--- start Entries supplied ---
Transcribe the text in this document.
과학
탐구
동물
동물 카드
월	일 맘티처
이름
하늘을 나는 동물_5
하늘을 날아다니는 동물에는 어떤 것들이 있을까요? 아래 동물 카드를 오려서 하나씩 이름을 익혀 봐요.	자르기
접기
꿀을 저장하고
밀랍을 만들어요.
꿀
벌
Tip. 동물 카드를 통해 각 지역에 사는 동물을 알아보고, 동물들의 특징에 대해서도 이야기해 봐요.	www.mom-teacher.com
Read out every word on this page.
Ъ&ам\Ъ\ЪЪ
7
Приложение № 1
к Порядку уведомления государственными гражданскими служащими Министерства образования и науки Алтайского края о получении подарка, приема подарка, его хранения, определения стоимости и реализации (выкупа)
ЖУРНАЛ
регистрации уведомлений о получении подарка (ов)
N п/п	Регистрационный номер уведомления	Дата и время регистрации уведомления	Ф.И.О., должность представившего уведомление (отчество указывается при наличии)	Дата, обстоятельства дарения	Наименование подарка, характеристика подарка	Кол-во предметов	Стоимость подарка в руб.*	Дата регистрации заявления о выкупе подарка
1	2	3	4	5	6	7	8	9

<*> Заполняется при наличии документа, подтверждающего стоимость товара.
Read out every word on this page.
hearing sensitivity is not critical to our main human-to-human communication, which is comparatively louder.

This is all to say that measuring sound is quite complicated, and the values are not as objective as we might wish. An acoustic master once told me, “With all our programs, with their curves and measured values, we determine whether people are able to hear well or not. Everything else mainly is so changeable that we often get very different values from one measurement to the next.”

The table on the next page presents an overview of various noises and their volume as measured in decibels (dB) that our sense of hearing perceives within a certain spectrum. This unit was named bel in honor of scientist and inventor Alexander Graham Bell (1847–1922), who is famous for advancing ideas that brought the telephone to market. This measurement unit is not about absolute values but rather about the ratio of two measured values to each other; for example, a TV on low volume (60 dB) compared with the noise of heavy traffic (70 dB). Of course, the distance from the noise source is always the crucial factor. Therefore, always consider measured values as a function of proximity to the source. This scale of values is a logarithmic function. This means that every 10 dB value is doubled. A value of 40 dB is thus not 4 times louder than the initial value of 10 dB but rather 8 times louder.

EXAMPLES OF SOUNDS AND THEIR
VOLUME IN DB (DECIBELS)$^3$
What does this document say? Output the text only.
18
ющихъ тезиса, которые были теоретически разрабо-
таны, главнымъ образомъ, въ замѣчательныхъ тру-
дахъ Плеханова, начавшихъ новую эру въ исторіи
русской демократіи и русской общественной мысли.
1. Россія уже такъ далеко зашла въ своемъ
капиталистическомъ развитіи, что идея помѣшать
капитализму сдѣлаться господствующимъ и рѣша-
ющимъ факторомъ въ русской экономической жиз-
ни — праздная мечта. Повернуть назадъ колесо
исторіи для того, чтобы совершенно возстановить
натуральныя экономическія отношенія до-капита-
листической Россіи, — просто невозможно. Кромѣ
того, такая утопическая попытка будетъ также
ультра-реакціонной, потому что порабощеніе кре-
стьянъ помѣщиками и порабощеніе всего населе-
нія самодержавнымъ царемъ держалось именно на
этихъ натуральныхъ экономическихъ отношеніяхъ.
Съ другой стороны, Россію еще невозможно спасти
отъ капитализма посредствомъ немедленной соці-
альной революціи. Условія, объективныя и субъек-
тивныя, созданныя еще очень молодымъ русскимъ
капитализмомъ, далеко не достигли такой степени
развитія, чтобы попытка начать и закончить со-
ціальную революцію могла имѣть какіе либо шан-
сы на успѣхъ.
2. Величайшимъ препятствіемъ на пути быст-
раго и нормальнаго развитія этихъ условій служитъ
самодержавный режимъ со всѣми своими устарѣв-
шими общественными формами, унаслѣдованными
--- end Entries supplied ---
Goal of the exercise: All of the records must be retyped exactly as they are.

Worked answer:
Transcribe the text in this document.
과학
탐구
동물
동물 카드
월	일 맘티처
이름
하늘을 나는 동물_5
하늘을 날아다니는 동물에는 어떤 것들이 있을까요? 아래 동물 카드를 오려서 하나씩 이름을 익혀 봐요.	자르기
접기
꿀을 저장하고
밀랍을 만들어요.
꿀
벌
Tip. 동물 카드를 통해 각 지역에 사는 동물을 알아보고, 동물들의 특징에 대해서도 이야기해 봐요.	www.mom-teacher.com
Read out every word on this page.
Ъ&ам\Ъ\ЪЪ
7
Приложение № 1
к Порядку уведомления государственными гражданскими служащими Министерства образования и науки Алтайского края о получении подарка, приема подарка, его хранения, определения стоимости и реализации (выкупа)
ЖУРНАЛ
регистрации уведомлений о получении подарка (ов)
N п/п	Регистрационный номер уведомления	Дата и время регистрации уведомления	Ф.И.О., должность представившего уведомление (отчество указывается при наличии)	Дата, обстоятельства дарения	Наименование подарка, характеристика подарка	Кол-во предметов	Стоимость подарка в руб.*	Дата регистрации заявления о выкупе подарка
1	2	3	4	5	6	7	8	9

<*> Заполняется при наличии документа, подтверждающего стоимость товара.
Read out every word on this page.
hearing sensitivity is not critical to our main human-to-human communication, which is comparatively louder.

This is all to say that measuring sound is quite complicated, and the values are not as objective as we might wish. An acoustic master once told me, “With all our programs, with their curves and measured values, we determine whether people are able to hear well or not. Everything else mainly is so changeable that we often get very different values from one measurement to the next.”

The table on the next page presents an overview of various noises and their volume as measured in decibels (dB) that our sense of hearing perceives within a certain spectrum. This unit was named bel in honor of scientist and inventor Alexander Graham Bell (1847–1922), who is famous for advancing ideas that brought the telephone to market. This measurement unit is not about absolute values but rather about the ratio of two measured values to each other; for example, a TV on low volume (60 dB) compared with the noise of heavy traffic (70 dB). Of course, the distance from the noise source is always the crucial factor. Therefore, always consider measured values as a function of proximity to the source. This scale of values is a logarithmic function. This means that every 10 dB value is doubled. A value of 40 dB is thus not 4 times louder than the initial value of 10 dB but rather 8 times louder.

EXAMPLES OF SOUNDS AND THEIR
VOLUME IN DB (DECIBELS)$^3$
What does this document say? Output the text only.
18
ющихъ тезиса, которые были теоретически разрабо-
таны, главнымъ образомъ, въ замѣчательныхъ тру-
дахъ Плеханова, начавшихъ новую эру въ исторіи
русской демократіи и русской общественной мысли.
1. Россія уже такъ далеко зашла въ своемъ
капиталистическомъ развитіи, что идея помѣшать
капитализму сдѣлаться господствующимъ и рѣша-
ющимъ факторомъ въ русской экономической жиз-
ни — праздная мечта. Повернуть назадъ колесо
исторіи для того, чтобы совершенно возстановить
натуральныя экономическія отношенія до-капита-
листической Россіи, — просто невозможно. Кромѣ
того, такая утопическая попытка будетъ также
ультра-реакціонной, потому что порабощеніе кре-
стьянъ помѣщиками и порабощеніе всего населе-
нія самодержавнымъ царемъ держалось именно на
этихъ натуральныхъ экономическихъ отношеніяхъ.
Съ другой стороны, Россію еще невозможно спасти
отъ капитализма посредствомъ немедленной соці-
альной революціи. Условія, объективныя и субъек-
тивныя, созданныя еще очень молодымъ русскимъ
капитализмомъ, далеко не достигли такой степени
развитія, чтобы попытка начать и закончить со-
ціальную революцію могла имѣть какіе либо шан-
сы на успѣхъ.
2. Величайшимъ препятствіемъ на пути быст-
раго и нормальнаго развитія этихъ условій служитъ
самодержавный режимъ со всѣми своими устарѣв-
шими общественными формами, унаслѣдованными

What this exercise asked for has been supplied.